◆ What is being asked ◆
Wherever the string "were" appears in a line, extract that line.

** START OF Data for this exercise **

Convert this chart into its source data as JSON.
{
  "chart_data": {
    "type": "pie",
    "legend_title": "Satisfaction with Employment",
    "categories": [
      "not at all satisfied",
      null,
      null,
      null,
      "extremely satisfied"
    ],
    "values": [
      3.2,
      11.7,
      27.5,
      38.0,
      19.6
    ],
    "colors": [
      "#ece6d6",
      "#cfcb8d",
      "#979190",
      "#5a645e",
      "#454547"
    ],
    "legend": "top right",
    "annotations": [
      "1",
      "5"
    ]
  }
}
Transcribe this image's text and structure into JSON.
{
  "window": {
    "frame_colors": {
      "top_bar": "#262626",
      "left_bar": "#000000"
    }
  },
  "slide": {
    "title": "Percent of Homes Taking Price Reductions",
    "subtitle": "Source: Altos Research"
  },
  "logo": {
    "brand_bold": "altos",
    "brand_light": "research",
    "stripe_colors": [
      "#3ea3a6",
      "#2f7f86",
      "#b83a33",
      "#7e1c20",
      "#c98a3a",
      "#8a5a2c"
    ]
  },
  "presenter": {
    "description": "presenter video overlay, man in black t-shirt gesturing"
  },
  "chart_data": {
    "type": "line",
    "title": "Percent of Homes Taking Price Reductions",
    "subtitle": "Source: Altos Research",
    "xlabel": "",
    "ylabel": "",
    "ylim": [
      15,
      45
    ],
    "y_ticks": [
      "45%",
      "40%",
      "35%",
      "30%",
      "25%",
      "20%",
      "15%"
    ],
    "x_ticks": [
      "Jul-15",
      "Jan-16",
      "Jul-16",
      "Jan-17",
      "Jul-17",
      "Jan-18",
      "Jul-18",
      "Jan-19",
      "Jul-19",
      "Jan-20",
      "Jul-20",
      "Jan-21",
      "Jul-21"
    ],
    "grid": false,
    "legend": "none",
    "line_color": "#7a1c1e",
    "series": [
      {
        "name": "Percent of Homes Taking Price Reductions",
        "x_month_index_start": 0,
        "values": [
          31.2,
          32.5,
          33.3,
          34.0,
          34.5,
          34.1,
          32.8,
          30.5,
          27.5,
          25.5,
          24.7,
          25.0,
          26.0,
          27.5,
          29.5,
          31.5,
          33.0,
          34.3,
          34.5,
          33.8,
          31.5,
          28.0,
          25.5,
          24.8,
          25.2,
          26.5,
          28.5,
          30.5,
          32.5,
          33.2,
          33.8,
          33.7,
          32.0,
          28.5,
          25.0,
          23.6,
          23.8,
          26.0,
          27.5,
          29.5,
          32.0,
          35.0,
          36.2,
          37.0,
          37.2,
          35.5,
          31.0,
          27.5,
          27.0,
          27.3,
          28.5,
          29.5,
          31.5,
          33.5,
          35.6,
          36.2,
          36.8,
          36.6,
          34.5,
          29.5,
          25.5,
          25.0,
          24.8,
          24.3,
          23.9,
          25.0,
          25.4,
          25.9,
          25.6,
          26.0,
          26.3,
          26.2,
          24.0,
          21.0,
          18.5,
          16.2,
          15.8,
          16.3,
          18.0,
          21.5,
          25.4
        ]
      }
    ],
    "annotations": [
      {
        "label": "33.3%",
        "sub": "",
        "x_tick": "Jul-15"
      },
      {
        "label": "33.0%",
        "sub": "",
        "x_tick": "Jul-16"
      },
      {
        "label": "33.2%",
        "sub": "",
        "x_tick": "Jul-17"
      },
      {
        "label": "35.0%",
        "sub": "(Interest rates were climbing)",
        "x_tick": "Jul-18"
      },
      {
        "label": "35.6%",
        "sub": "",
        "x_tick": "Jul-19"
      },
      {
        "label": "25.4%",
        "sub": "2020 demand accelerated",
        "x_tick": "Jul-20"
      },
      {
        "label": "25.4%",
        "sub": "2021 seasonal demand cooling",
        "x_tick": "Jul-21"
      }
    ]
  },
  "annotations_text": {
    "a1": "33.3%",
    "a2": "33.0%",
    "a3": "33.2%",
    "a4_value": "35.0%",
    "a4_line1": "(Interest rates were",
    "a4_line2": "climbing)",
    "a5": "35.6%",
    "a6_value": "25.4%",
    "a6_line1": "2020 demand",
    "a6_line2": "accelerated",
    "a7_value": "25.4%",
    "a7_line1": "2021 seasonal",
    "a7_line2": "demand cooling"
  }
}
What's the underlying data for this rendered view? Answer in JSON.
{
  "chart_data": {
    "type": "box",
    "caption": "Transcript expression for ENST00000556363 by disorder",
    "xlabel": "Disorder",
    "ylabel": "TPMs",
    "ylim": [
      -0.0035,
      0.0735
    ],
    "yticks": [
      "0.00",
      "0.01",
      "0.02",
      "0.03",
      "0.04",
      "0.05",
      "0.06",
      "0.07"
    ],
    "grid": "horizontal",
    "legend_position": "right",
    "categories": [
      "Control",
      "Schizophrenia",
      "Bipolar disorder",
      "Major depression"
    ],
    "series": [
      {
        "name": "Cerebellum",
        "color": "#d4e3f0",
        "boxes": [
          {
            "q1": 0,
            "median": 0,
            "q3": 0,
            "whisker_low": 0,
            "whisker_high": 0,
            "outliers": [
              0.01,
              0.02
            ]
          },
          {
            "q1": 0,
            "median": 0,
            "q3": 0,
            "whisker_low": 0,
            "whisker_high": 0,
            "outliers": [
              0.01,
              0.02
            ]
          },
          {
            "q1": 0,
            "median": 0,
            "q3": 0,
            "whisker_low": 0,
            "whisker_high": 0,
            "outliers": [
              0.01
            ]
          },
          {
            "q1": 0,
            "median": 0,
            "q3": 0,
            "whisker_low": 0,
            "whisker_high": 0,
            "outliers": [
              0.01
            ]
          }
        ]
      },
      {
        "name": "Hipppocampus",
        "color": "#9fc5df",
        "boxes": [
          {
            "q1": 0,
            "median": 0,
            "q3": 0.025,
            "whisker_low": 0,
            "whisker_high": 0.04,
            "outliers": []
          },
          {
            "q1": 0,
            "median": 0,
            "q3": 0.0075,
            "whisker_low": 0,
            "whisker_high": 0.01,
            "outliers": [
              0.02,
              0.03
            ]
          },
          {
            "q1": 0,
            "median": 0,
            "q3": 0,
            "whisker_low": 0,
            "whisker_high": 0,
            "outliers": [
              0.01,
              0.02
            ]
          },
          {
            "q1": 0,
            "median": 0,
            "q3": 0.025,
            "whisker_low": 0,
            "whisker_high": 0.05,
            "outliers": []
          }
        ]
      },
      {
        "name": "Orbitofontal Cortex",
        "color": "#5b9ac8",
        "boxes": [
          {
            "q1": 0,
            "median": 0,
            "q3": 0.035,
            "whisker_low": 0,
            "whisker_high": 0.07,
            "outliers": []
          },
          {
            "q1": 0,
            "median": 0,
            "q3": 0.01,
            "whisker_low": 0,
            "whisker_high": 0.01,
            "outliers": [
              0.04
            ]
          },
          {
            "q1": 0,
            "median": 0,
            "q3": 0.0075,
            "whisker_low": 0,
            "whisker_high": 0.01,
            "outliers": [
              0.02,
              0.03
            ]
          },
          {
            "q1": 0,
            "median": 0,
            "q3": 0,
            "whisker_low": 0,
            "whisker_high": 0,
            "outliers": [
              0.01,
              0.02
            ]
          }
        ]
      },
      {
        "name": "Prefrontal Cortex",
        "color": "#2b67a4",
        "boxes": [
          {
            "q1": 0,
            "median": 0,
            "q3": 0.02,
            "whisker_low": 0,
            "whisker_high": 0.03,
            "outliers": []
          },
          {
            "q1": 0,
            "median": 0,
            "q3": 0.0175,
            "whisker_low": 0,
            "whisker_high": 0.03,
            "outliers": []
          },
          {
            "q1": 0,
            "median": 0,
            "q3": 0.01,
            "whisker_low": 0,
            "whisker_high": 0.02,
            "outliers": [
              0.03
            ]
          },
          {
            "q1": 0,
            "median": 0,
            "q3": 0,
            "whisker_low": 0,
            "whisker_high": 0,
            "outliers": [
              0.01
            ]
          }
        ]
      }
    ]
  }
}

** END OF Data for this exercise **

◆ Written answer ◆
        "sub": "(Interest rates were climbing)",
    "a4_line1": "(Interest rates were",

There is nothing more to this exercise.